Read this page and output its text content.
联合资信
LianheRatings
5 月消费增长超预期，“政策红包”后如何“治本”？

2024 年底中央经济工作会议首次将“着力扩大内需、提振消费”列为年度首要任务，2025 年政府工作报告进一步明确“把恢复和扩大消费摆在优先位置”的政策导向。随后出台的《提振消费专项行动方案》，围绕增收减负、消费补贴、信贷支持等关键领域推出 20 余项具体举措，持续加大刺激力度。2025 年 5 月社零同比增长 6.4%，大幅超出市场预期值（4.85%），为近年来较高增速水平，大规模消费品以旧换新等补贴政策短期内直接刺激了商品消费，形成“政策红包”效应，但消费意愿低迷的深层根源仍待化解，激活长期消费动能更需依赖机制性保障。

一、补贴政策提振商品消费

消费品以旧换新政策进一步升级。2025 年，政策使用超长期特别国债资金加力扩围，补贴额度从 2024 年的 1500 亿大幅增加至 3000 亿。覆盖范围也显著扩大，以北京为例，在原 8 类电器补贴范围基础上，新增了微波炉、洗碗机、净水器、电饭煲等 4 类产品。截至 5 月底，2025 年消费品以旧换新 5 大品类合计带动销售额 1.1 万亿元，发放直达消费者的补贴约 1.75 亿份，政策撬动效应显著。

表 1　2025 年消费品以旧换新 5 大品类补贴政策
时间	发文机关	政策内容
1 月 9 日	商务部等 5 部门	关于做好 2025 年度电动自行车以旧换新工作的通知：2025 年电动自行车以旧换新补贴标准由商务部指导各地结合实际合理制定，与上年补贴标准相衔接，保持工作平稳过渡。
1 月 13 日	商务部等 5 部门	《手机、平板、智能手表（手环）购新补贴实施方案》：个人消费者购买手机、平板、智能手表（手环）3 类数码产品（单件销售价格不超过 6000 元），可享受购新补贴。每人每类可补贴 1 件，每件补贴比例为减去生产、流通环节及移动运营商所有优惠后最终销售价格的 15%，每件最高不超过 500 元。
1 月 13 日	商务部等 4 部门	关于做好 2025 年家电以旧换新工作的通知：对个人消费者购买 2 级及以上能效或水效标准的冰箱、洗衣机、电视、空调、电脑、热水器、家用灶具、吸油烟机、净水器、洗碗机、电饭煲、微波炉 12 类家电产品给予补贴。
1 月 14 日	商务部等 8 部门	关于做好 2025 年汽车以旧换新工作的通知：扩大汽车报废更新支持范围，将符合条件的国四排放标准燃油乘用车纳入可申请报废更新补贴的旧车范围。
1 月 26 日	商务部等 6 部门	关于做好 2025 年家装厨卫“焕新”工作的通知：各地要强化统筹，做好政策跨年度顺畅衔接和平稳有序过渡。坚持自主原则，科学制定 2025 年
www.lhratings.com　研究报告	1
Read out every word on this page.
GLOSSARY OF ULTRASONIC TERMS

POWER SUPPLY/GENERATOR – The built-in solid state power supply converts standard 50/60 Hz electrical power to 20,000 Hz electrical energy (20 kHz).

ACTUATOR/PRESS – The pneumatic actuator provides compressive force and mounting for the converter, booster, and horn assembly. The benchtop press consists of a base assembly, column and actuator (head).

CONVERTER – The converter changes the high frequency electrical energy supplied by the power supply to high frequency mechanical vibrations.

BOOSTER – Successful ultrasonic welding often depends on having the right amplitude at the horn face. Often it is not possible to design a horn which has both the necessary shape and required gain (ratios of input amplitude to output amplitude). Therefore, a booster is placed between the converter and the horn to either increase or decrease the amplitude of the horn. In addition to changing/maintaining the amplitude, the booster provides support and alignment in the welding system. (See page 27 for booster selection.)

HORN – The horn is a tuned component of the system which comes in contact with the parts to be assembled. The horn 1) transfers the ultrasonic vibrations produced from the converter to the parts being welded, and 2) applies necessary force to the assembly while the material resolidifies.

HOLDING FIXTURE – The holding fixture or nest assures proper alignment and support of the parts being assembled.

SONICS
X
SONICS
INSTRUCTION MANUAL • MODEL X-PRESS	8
☆ ☆ ☆ ☆
### THE EXERCISE
Count the lines above that contain the word "being", and reply with only that number.

### FINISHED TASK
2